Locate each line in the following listing that contains the string "info", and copy those lines.

Collection entries
• • • • • • •
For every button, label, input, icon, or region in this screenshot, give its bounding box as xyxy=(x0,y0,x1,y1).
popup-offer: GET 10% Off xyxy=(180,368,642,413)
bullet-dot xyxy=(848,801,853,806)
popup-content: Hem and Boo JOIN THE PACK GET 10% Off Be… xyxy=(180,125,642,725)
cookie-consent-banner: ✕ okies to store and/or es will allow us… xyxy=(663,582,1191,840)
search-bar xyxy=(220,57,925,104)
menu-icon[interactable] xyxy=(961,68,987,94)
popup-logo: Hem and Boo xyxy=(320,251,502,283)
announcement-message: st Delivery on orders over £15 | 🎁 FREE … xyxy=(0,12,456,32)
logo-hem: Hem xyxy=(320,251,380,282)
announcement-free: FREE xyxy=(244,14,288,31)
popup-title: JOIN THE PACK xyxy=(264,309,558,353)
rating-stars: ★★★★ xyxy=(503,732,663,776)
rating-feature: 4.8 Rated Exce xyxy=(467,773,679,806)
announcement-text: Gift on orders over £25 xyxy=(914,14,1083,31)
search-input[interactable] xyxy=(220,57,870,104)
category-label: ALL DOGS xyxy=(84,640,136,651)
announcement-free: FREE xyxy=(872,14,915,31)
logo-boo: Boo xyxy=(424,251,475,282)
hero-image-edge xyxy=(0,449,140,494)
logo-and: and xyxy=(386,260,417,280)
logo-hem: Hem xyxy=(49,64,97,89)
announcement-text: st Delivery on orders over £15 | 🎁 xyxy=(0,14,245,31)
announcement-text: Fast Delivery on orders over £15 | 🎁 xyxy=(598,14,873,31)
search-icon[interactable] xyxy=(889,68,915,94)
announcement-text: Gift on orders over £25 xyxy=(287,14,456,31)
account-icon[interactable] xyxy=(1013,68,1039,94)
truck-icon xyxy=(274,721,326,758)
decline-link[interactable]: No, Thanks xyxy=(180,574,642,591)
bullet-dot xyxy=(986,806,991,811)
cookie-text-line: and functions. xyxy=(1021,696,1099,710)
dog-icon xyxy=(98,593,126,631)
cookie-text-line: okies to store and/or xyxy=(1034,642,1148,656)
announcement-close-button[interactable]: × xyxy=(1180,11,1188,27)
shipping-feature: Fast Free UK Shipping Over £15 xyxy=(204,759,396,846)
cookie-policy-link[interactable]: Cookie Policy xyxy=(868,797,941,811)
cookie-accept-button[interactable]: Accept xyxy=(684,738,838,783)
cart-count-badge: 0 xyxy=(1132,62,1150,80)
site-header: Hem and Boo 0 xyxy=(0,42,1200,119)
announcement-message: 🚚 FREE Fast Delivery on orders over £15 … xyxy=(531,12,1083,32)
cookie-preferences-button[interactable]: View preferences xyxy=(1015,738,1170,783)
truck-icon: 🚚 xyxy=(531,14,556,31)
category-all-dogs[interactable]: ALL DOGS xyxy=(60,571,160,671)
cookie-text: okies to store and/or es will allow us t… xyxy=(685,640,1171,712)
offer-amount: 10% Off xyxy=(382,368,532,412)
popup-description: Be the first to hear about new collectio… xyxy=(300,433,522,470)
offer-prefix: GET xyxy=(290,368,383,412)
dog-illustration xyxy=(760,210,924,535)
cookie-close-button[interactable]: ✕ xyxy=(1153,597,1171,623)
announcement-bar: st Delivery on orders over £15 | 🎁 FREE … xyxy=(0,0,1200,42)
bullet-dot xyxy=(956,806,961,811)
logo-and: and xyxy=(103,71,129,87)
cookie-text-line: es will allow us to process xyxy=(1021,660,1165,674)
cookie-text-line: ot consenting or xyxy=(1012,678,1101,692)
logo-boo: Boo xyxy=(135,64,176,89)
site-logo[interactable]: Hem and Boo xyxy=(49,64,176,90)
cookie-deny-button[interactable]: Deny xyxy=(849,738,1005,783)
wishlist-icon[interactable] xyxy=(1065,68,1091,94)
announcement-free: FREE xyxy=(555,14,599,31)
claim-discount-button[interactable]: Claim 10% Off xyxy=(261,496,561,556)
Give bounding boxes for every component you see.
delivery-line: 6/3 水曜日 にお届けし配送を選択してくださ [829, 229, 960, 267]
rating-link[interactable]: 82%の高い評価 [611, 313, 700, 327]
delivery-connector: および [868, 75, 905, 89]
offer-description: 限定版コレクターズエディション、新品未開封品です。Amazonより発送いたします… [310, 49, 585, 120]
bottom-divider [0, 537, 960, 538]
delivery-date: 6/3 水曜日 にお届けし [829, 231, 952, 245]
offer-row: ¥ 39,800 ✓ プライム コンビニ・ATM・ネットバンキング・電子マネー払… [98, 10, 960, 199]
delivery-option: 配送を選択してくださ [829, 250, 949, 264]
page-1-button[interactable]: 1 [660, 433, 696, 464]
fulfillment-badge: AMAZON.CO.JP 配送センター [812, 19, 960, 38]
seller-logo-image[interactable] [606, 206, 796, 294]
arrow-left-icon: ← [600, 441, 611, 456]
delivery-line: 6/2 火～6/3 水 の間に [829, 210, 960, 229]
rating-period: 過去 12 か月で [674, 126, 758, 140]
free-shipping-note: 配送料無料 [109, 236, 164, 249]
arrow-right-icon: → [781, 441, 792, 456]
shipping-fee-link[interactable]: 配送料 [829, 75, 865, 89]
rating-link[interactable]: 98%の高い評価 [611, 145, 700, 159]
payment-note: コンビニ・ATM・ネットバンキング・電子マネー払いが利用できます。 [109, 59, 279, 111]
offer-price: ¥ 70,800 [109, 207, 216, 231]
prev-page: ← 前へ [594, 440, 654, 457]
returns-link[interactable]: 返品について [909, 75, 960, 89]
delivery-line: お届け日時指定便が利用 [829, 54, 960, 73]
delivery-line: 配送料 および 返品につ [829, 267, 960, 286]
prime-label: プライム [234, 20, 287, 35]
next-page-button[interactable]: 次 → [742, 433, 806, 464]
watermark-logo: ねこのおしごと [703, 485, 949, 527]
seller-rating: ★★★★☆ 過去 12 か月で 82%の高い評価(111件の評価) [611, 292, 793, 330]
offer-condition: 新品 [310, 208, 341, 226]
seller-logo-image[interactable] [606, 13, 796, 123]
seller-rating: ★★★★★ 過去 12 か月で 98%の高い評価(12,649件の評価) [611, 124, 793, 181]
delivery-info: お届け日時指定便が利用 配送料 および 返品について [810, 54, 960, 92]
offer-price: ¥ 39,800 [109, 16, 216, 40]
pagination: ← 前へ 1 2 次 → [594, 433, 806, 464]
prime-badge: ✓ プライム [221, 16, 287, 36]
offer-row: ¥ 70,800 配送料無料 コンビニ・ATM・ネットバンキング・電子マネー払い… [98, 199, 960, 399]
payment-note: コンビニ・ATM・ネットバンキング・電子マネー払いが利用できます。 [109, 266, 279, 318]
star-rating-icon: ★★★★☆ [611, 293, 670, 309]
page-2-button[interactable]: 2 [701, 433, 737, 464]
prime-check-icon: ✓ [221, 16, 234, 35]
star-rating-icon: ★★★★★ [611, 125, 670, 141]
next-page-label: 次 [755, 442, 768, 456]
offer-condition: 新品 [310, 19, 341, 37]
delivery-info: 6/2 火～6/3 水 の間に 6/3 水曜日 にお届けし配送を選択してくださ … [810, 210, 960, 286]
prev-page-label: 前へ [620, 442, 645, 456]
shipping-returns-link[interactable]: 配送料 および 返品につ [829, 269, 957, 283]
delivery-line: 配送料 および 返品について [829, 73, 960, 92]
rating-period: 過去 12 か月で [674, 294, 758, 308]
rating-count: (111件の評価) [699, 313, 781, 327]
• • • • • • •
* Complete response *
delivery-info: お届け日時指定便が利用 配送料 および 返品について [810, 54, 960, 92]
delivery-info: 6/2 火～6/3 水 の間に 6/3 水曜日 にお届けし配送を選択してくださ … [810, 210, 960, 286]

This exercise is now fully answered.